== Task objective ==
Quote all entries in full, exactly.

== Material to process ==
━━━━━━━━━━━━━━━━━━━━

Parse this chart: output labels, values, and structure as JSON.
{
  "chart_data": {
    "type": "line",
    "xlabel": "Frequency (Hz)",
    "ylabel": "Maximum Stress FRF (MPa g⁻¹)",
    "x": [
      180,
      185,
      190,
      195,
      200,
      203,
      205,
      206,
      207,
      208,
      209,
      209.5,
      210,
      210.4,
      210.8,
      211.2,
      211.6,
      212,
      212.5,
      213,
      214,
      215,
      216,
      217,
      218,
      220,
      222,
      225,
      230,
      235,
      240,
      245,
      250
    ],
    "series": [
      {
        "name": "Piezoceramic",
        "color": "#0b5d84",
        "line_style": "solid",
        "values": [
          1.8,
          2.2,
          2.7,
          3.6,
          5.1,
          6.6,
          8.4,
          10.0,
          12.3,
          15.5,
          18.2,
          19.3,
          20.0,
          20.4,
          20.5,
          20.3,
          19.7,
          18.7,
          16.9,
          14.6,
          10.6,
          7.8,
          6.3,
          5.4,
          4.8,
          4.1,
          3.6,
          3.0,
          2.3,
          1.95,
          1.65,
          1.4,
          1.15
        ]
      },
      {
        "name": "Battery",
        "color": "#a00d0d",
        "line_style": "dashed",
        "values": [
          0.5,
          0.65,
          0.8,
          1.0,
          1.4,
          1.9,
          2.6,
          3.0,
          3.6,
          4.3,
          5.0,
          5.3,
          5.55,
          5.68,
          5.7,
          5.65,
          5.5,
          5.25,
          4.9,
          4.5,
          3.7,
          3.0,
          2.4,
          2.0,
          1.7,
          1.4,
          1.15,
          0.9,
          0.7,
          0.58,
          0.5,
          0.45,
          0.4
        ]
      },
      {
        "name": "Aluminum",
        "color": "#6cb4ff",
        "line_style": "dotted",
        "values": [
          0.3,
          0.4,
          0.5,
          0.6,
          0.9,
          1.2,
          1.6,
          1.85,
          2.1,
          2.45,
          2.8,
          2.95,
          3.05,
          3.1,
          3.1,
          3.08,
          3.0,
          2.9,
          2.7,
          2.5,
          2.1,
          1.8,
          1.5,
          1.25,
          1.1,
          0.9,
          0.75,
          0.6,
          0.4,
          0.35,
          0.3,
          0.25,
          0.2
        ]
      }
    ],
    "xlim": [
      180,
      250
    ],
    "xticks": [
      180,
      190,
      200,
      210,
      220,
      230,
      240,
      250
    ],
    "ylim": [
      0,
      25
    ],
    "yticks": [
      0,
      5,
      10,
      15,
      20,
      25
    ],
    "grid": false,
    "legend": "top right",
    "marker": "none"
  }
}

━━━━━━━━━━━━━━━━━━━━

== In response ==
Parse this chart: output labels, values, and structure as JSON.
{
  "chart_data": {
    "type": "line",
    "xlabel": "Frequency (Hz)",
    "ylabel": "Maximum Stress FRF (MPa g⁻¹)",
    "x": [
      180,
      185,
      190,
      195,
      200,
      203,
      205,
      206,
      207,
      208,
      209,
      209.5,
      210,
      210.4,
      210.8,
      211.2,
      211.6,
      212,
      212.5,
      213,
      214,
      215,
      216,
      217,
      218,
      220,
      222,
      225,
      230,
      235,
      240,
      245,
      250
    ],
    "series": [
      {
        "name": "Piezoceramic",
        "color": "#0b5d84",
        "line_style": "solid",
        "values": [
          1.8,
          2.2,
          2.7,
          3.6,
          5.1,
          6.6,
          8.4,
          10.0,
          12.3,
          15.5,
          18.2,
          19.3,
          20.0,
          20.4,
          20.5,
          20.3,
          19.7,
          18.7,
          16.9,
          14.6,
          10.6,
          7.8,
          6.3,
          5.4,
          4.8,
          4.1,
          3.6,
          3.0,
          2.3,
          1.95,
          1.65,
          1.4,
          1.15
        ]
      },
      {
        "name": "Battery",
        "color": "#a00d0d",
        "line_style": "dashed",
        "values": [
          0.5,
          0.65,
          0.8,
          1.0,
          1.4,
          1.9,
          2.6,
          3.0,
          3.6,
          4.3,
          5.0,
          5.3,
          5.55,
          5.68,
          5.7,
          5.65,
          5.5,
          5.25,
          4.9,
          4.5,
          3.7,
          3.0,
          2.4,
          2.0,
          1.7,
          1.4,
          1.15,
          0.9,
          0.7,
          0.58,
          0.5,
          0.45,
          0.4
        ]
      },
      {
        "name": "Aluminum",
        "color": "#6cb4ff",
        "line_style": "dotted",
        "values": [
          0.3,
          0.4,
          0.5,
          0.6,
          0.9,
          1.2,
          1.6,
          1.85,
          2.1,
          2.45,
          2.8,
          2.95,
          3.05,
          3.1,
          3.1,
          3.08,
          3.0,
          2.9,
          2.7,
          2.5,
          2.1,
          1.8,
          1.5,
          1.25,
          1.1,
          0.9,
          0.75,
          0.6,
          0.4,
          0.35,
          0.3,
          0.25,
          0.2
        ]
      }
    ],
    "xlim": [
      180,
      250
    ],
    "xticks": [
      180,
      190,
      200,
      210,
      220,
      230,
      240,
      250
    ],
    "ylim": [
      0,
      25
    ],
    "yticks": [
      0,
      5,
      10,
      15,
      20,
      25
    ],
    "grid": false,
    "legend": "top right",
    "marker": "none"
  }
}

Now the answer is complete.